### EXERCISE DETAILS
Render every line of the data below as a Markdown table with two columns, Row and Data line, numbering the lines in order and omitting any blank lines.

****************

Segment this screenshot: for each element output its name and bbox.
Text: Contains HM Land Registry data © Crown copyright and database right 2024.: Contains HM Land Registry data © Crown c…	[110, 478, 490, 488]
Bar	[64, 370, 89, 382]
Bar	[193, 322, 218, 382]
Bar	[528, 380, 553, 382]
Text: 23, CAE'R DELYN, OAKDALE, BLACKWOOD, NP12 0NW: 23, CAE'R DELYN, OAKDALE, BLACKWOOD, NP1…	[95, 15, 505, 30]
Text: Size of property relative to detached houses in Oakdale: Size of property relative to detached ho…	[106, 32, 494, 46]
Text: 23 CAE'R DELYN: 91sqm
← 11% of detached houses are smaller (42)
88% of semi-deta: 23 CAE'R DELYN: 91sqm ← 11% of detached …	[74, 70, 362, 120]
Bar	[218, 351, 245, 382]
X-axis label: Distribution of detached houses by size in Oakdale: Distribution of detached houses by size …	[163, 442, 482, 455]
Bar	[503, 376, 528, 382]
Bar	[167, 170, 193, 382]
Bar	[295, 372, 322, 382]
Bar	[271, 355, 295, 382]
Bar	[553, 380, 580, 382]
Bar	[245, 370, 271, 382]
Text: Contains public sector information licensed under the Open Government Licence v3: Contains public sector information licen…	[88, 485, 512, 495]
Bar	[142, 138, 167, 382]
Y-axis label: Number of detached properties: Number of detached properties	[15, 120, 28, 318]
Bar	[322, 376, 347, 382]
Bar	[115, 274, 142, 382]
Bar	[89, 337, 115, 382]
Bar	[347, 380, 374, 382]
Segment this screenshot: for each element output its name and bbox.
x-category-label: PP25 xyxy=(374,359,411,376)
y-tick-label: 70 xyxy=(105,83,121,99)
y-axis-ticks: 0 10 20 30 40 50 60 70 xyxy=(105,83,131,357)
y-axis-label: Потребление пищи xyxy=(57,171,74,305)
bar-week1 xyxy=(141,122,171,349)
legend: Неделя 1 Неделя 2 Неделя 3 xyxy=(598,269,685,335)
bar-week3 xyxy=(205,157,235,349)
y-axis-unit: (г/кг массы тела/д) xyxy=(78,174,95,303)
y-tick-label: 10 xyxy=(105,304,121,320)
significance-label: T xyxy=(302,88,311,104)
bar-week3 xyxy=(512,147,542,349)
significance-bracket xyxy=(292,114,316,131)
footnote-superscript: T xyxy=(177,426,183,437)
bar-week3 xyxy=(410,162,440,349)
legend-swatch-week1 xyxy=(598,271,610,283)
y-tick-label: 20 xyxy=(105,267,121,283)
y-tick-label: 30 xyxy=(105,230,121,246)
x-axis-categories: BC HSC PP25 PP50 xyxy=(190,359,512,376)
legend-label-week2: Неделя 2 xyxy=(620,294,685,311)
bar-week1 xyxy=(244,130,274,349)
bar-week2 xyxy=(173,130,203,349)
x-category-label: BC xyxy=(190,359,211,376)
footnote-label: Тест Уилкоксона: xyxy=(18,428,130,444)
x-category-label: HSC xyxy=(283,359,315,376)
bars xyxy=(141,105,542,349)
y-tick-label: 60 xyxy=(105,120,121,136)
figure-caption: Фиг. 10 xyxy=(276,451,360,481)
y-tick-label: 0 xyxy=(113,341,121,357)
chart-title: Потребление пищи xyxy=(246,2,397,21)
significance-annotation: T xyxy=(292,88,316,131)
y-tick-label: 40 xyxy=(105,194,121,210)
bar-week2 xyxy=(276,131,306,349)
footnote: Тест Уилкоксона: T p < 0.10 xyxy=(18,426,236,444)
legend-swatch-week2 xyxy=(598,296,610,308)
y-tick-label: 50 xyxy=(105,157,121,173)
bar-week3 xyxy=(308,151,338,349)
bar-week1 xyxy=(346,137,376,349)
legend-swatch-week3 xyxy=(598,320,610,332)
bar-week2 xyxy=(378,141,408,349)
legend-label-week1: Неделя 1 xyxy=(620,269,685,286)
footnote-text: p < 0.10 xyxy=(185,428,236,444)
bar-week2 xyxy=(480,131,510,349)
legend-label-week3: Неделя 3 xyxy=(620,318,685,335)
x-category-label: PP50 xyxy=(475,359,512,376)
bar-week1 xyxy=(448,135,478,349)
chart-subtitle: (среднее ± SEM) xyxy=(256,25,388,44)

****************

### IN RESPONSE
| Row | Data line |
|---|---|
| 1 | Segment this screenshot: for each element output its name and bbox. |
| 2 | Text: Contains HM Land Registry data © Crown copyright and database right 2024.: Contains HM Land Registry data © Crown c…	[110, 478, 490, 488] |
| 3 | Bar	[64, 370, 89, 382] |
| 4 | Bar	[193, 322, 218, 382] |
| 5 | Bar	[528, 380, 553, 382] |
| 6 | Text: 23, CAE'R DELYN, OAKDALE, BLACKWOOD, NP12 0NW: 23, CAE'R DELYN, OAKDALE, BLACKWOOD, NP1…	[95, 15, 505, 30] |
| 7 | Text: Size of property relative to detached houses in Oakdale: Size of property relative to detached ho…	[106, 32, 494, 46] |
| 8 | Text: 23 CAE'R DELYN: 91sqm |
| 9 | ← 11% of detached houses are smaller (42) |
| 10 | 88% of semi-deta: 23 CAE'R DELYN: 91sqm ← 11% of detached …	[74, 70, 362, 120] |
| 11 | Bar	[218, 351, 245, 382] |
| 12 | X-axis label: Distribution of detached houses by size in Oakdale: Distribution of detached houses by size …	[163, 442, 482, 455] |
| 13 | Bar	[503, 376, 528, 382] |
| 14 | Bar	[167, 170, 193, 382] |
| 15 | Bar	[295, 372, 322, 382] |
| 16 | Bar	[271, 355, 295, 382] |
| 17 | Bar	[553, 380, 580, 382] |
| 18 | Bar	[245, 370, 271, 382] |
| 19 | Text: Contains public sector information licensed under the Open Government Licence v3: Contains public sector information licen…	[88, 485, 512, 495] |
| 20 | Bar	[142, 138, 167, 382] |
| 21 | Y-axis label: Number of detached properties: Number of detached properties	[15, 120, 28, 318] |
| 22 | Bar	[322, 376, 347, 382] |
| 23 | Bar	[115, 274, 142, 382] |
| 24 | Bar	[89, 337, 115, 382] |
| 25 | Bar	[347, 380, 374, 382] |
| 26 | Segment this screenshot: for each element output its name and bbox. |
| 27 | x-category-label: PP25 xyxy=(374,359,411,376) |
| 28 | y-tick-label: 70 xyxy=(105,83,121,99) |
| 29 | y-axis-ticks: 0 10 20 30 40 50 60 70 xyxy=(105,83,131,357) |
| 30 | y-axis-label: Потребление пищи xyxy=(57,171,74,305) |
| 31 | bar-week1 xyxy=(141,122,171,349) |
| 32 | legend: Неделя 1 Неделя 2 Неделя 3 xyxy=(598,269,685,335) |
| 33 | bar-week3 xyxy=(205,157,235,349) |
| 34 | y-axis-unit: (г/кг массы тела/д) xyxy=(78,174,95,303) |
| 35 | y-tick-label: 10 xyxy=(105,304,121,320) |
| 36 | significance-label: T xyxy=(302,88,311,104) |
| 37 | bar-week3 xyxy=(512,147,542,349) |
| 38 | significance-bracket xyxy=(292,114,316,131) |
| 39 | footnote-superscript: T xyxy=(177,426,183,437) |
| 40 | bar-week3 xyxy=(410,162,440,349) |
| 41 | legend-swatch-week1 xyxy=(598,271,610,283) |
| 42 | y-tick-label: 20 xyxy=(105,267,121,283) |
| 43 | y-tick-label: 30 xyxy=(105,230,121,246) |
| 44 | x-axis-categories: BC HSC PP25 PP50 xyxy=(190,359,512,376) |
| 45 | legend-label-week2: Неделя 2 xyxy=(620,294,685,311) |
| 46 | bar-week1 xyxy=(244,130,274,349) |
| 47 | bar-week2 xyxy=(173,130,203,349) |
| 48 | x-category-label: BC xyxy=(190,359,211,376) |
| 49 | footnote-label: Тест Уилкоксона: xyxy=(18,428,130,444) |
| 50 | x-category-label: HSC xyxy=(283,359,315,376) |
| 51 | bars xyxy=(141,105,542,349) |
| 52 | y-tick-label: 60 xyxy=(105,120,121,136) |
| 53 | figure-caption: Фиг. 10 xyxy=(276,451,360,481) |
| 54 | y-tick-label: 0 xyxy=(113,341,121,357) |
| 55 | chart-title: Потребление пищи xyxy=(246,2,397,21) |
| 56 | significance-annotation: T xyxy=(292,88,316,131) |
| 57 | y-tick-label: 40 xyxy=(105,194,121,210) |
| 58 | bar-week2 xyxy=(276,131,306,349) |
| 59 | footnote: Тест Уилкоксона: T p < 0.10 xyxy=(18,426,236,444) |
| 60 | legend-swatch-week2 xyxy=(598,296,610,308) |
| 61 | y-tick-label: 50 xyxy=(105,157,121,173) |
| 62 | bar-week3 xyxy=(308,151,338,349) |
| 63 | bar-week1 xyxy=(346,137,376,349) |
| 64 | legend-swatch-week3 xyxy=(598,320,610,332) |
| 65 | bar-week2 xyxy=(378,141,408,349) |
| 66 | legend-label-week1: Неделя 1 xyxy=(620,269,685,286) |
| 67 | footnote-text: p < 0.10 xyxy=(185,428,236,444) |
| 68 | bar-week2 xyxy=(480,131,510,349) |
| 69 | legend-label-week3: Неделя 3 xyxy=(620,318,685,335) |
| 70 | x-category-label: PP50 xyxy=(475,359,512,376) |
| 71 | bar-week1 xyxy=(448,135,478,349) |
| 72 | chart-subtitle: (среднее ± SEM) xyxy=(256,25,388,44) |